● **GIVEN RECORDS**
┄┄┄┄┄┄┄┄┄┄┄┄┄┄┄┄┄┄┄┄
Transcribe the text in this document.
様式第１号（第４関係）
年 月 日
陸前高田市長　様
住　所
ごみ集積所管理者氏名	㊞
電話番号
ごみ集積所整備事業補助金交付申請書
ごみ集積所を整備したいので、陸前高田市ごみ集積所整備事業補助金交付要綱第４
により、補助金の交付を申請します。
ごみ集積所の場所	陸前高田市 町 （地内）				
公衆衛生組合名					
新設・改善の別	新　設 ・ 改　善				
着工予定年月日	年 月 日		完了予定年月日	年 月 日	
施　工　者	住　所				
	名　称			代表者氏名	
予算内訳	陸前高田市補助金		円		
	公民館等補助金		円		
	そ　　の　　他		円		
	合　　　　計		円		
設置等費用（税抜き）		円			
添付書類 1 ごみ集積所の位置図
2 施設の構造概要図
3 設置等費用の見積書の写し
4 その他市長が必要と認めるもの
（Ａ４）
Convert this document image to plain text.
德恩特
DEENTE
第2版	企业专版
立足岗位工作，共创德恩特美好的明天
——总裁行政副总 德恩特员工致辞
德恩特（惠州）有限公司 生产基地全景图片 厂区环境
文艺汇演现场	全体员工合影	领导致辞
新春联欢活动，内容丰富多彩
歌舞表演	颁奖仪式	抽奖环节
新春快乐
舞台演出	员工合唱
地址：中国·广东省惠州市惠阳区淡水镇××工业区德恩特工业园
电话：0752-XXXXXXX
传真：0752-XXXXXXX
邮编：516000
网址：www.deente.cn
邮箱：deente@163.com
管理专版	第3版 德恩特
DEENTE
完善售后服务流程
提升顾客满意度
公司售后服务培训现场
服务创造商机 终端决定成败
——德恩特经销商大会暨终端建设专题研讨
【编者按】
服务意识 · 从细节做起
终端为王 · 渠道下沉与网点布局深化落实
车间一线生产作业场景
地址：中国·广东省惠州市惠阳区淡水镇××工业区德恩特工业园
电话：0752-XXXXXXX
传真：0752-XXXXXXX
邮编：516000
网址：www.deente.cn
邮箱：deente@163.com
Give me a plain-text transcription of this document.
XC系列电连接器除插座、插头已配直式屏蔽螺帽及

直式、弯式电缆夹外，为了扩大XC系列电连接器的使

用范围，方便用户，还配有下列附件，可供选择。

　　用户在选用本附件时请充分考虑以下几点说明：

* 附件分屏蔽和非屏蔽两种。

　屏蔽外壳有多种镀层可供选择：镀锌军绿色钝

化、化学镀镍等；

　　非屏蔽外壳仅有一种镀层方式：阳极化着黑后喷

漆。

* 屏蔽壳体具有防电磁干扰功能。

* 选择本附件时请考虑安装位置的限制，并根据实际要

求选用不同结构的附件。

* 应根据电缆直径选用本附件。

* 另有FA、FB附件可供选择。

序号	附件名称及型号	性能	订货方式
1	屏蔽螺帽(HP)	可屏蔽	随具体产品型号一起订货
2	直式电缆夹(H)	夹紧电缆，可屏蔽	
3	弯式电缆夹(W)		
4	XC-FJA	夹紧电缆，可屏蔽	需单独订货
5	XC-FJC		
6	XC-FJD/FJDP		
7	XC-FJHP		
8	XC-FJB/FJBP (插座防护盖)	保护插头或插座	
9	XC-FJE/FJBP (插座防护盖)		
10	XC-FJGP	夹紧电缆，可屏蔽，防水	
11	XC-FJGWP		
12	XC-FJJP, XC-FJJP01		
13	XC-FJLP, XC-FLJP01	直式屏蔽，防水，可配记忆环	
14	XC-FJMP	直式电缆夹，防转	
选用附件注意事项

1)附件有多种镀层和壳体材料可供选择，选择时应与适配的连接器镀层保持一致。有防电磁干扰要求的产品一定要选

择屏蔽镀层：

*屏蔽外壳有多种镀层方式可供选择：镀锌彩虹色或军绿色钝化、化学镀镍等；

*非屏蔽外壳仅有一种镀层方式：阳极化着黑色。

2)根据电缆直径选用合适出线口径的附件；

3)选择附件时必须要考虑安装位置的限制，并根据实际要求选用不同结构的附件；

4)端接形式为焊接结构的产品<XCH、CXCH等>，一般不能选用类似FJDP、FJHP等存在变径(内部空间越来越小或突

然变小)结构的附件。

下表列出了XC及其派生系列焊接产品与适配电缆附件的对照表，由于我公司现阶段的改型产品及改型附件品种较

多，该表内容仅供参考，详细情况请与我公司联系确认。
┄┄┄┄┄┄┄┄┄┄┄┄┄┄┄┄┄┄┄┄
● **DESCRIPTION OF THE TASK**
In the listing, find all lines with the string "夹紧电缆" and copy them.

● **RESULT OF THE TASK**
2	直式电缆夹(H)	夹紧电缆，可屏蔽	
4	XC-FJA	夹紧电缆，可屏蔽	需单独订货
10	XC-FJGP	夹紧电缆，可屏蔽，防水	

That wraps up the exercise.